> _What is needed_: Each record is to be printed again precisely as it reads.

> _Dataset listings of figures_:

====

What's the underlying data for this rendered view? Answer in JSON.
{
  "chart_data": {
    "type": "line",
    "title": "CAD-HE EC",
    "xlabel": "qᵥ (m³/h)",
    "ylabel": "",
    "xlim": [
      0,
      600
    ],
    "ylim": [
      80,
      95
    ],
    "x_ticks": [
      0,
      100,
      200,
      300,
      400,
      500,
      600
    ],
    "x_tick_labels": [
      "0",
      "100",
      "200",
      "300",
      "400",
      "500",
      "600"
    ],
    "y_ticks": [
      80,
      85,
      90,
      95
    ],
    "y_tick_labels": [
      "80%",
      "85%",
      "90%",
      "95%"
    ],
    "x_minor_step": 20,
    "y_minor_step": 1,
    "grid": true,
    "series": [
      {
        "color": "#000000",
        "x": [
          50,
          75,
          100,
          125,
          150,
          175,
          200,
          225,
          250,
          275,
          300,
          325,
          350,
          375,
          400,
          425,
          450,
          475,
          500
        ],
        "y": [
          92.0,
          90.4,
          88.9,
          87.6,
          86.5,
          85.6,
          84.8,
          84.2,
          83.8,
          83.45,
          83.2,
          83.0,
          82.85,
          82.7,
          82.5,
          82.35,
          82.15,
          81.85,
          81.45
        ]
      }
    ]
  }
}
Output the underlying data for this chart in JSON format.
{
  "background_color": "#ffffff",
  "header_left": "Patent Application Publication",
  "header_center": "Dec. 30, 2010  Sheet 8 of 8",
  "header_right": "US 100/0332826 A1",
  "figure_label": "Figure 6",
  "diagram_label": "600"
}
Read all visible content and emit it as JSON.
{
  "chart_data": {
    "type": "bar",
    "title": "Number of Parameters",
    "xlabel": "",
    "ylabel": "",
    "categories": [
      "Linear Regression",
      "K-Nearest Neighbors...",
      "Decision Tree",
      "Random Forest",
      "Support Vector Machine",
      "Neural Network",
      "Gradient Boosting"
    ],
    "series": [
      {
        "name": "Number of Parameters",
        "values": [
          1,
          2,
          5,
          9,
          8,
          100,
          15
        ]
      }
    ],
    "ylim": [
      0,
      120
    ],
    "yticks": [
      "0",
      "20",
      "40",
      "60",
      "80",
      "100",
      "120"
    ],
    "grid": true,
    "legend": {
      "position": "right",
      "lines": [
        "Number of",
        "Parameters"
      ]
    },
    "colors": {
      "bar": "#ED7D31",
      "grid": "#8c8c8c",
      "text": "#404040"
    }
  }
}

====

> _Exercise output_:
What's the underlying data for this rendered view? Answer in JSON.
{
  "chart_data": {
    "type": "line",
    "title": "CAD-HE EC",
    "xlabel": "qᵥ (m³/h)",
    "ylabel": "",
    "xlim": [
      0,
      600
    ],
    "ylim": [
      80,
      95
    ],
    "x_ticks": [
      0,
      100,
      200,
      300,
      400,
      500,
      600
    ],
    "x_tick_labels": [
      "0",
      "100",
      "200",
      "300",
      "400",
      "500",
      "600"
    ],
    "y_ticks": [
      80,
      85,
      90,
      95
    ],
    "y_tick_labels": [
      "80%",
      "85%",
      "90%",
      "95%"
    ],
    "x_minor_step": 20,
    "y_minor_step": 1,
    "grid": true,
    "series": [
      {
        "color": "#000000",
        "x": [
          50,
          75,
          100,
          125,
          150,
          175,
          200,
          225,
          250,
          275,
          300,
          325,
          350,
          375,
          400,
          425,
          450,
          475,
          500
        ],
        "y": [
          92.0,
          90.4,
          88.9,
          87.6,
          86.5,
          85.6,
          84.8,
          84.2,
          83.8,
          83.45,
          83.2,
          83.0,
          82.85,
          82.7,
          82.5,
          82.35,
          82.15,
          81.85,
          81.45
        ]
      }
    ]
  }
}
Output the underlying data for this chart in JSON format.
{
  "background_color": "#ffffff",
  "header_left": "Patent Application Publication",
  "header_center": "Dec. 30, 2010  Sheet 8 of 8",
  "header_right": "US 100/0332826 A1",
  "figure_label": "Figure 6",
  "diagram_label": "600"
}
Read all visible content and emit it as JSON.
{
  "chart_data": {
    "type": "bar",
    "title": "Number of Parameters",
    "xlabel": "",
    "ylabel": "",
    "categories": [
      "Linear Regression",
      "K-Nearest Neighbors...",
      "Decision Tree",
      "Random Forest",
      "Support Vector Machine",
      "Neural Network",
      "Gradient Boosting"
    ],
    "series": [
      {
        "name": "Number of Parameters",
        "values": [
          1,
          2,
          5,
          9,
          8,
          100,
          15
        ]
      }
    ],
    "ylim": [
      0,
      120
    ],
    "yticks": [
      "0",
      "20",
      "40",
      "60",
      "80",
      "100",
      "120"
    ],
    "grid": true,
    "legend": {
      "position": "right",
      "lines": [
        "Number of",
        "Parameters"
      ]
    },
    "colors": {
      "bar": "#ED7D31",
      "grid": "#8c8c8c",
      "text": "#404040"
    }
  }
}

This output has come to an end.